- **YOUR TASK**:
Please give the listing again, word for word, with nothing left out.

- **Records from a data collection**:
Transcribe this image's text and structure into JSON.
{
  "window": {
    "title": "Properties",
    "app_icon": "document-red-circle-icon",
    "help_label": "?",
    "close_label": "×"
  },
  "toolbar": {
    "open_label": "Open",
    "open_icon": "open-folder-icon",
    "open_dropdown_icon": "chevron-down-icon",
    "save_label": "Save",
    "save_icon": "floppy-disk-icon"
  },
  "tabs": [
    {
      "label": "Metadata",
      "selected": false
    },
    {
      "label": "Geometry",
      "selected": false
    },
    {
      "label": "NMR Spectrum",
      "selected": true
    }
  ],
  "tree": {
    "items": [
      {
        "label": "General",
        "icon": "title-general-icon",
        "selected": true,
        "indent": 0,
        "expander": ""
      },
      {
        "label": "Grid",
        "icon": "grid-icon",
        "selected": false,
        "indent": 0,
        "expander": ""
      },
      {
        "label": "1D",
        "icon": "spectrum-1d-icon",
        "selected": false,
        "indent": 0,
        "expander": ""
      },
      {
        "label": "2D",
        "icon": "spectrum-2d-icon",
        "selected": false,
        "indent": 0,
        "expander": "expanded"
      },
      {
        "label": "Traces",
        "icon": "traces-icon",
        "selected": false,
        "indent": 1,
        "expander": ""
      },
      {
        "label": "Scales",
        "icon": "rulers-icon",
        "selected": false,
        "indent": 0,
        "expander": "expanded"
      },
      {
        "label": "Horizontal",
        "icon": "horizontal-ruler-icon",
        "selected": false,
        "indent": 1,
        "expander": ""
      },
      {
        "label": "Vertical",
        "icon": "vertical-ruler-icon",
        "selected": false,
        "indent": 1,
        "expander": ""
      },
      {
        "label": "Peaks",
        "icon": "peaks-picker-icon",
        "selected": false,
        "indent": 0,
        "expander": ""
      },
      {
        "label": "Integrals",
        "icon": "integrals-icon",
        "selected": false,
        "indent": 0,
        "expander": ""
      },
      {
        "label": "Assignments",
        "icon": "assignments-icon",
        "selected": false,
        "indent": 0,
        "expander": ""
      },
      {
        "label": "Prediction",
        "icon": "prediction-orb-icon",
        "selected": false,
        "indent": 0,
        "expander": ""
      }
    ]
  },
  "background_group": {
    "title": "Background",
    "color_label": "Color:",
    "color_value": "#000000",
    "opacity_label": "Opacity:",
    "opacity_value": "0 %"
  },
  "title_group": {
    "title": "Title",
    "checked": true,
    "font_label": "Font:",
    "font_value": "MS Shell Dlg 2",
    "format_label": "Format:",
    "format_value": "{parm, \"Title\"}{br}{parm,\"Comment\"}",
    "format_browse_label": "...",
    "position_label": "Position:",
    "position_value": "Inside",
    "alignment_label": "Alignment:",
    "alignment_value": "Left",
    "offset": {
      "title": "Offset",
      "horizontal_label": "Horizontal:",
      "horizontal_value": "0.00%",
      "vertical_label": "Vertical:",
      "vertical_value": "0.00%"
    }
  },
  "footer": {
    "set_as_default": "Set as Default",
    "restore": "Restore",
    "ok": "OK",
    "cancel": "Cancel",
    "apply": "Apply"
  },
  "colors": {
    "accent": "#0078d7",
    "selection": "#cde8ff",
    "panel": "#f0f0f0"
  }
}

- **COMPLETED EXERCISE**:
Transcribe this image's text and structure into JSON.
{
  "window": {
    "title": "Properties",
    "app_icon": "document-red-circle-icon",
    "help_label": "?",
    "close_label": "×"
  },
  "toolbar": {
    "open_label": "Open",
    "open_icon": "open-folder-icon",
    "open_dropdown_icon": "chevron-down-icon",
    "save_label": "Save",
    "save_icon": "floppy-disk-icon"
  },
  "tabs": [
    {
      "label": "Metadata",
      "selected": false
    },
    {
      "label": "Geometry",
      "selected": false
    },
    {
      "label": "NMR Spectrum",
      "selected": true
    }
  ],
  "tree": {
    "items": [
      {
        "label": "General",
        "icon": "title-general-icon",
        "selected": true,
        "indent": 0,
        "expander": ""
      },
      {
        "label": "Grid",
        "icon": "grid-icon",
        "selected": false,
        "indent": 0,
        "expander": ""
      },
      {
        "label": "1D",
        "icon": "spectrum-1d-icon",
        "selected": false,
        "indent": 0,
        "expander": ""
      },
      {
        "label": "2D",
        "icon": "spectrum-2d-icon",
        "selected": false,
        "indent": 0,
        "expander": "expanded"
      },
      {
        "label": "Traces",
        "icon": "traces-icon",
        "selected": false,
        "indent": 1,
        "expander": ""
      },
      {
        "label": "Scales",
        "icon": "rulers-icon",
        "selected": false,
        "indent": 0,
        "expander": "expanded"
      },
      {
        "label": "Horizontal",
        "icon": "horizontal-ruler-icon",
        "selected": false,
        "indent": 1,
        "expander": ""
      },
      {
        "label": "Vertical",
        "icon": "vertical-ruler-icon",
        "selected": false,
        "indent": 1,
        "expander": ""
      },
      {
        "label": "Peaks",
        "icon": "peaks-picker-icon",
        "selected": false,
        "indent": 0,
        "expander": ""
      },
      {
        "label": "Integrals",
        "icon": "integrals-icon",
        "selected": false,
        "indent": 0,
        "expander": ""
      },
      {
        "label": "Assignments",
        "icon": "assignments-icon",
        "selected": false,
        "indent": 0,
        "expander": ""
      },
      {
        "label": "Prediction",
        "icon": "prediction-orb-icon",
        "selected": false,
        "indent": 0,
        "expander": ""
      }
    ]
  },
  "background_group": {
    "title": "Background",
    "color_label": "Color:",
    "color_value": "#000000",
    "opacity_label": "Opacity:",
    "opacity_value": "0 %"
  },
  "title_group": {
    "title": "Title",
    "checked": true,
    "font_label": "Font:",
    "font_value": "MS Shell Dlg 2",
    "format_label": "Format:",
    "format_value": "{parm, \"Title\"}{br}{parm,\"Comment\"}",
    "format_browse_label": "...",
    "position_label": "Position:",
    "position_value": "Inside",
    "alignment_label": "Alignment:",
    "alignment_value": "Left",
    "offset": {
      "title": "Offset",
      "horizontal_label": "Horizontal:",
      "horizontal_value": "0.00%",
      "vertical_label": "Vertical:",
      "vertical_value": "0.00%"
    }
  },
  "footer": {
    "set_as_default": "Set as Default",
    "restore": "Restore",
    "ok": "OK",
    "cancel": "Cancel",
    "apply": "Apply"
  },
  "colors": {
    "accent": "#0078d7",
    "selection": "#cde8ff",
    "panel": "#f0f0f0"
  }
}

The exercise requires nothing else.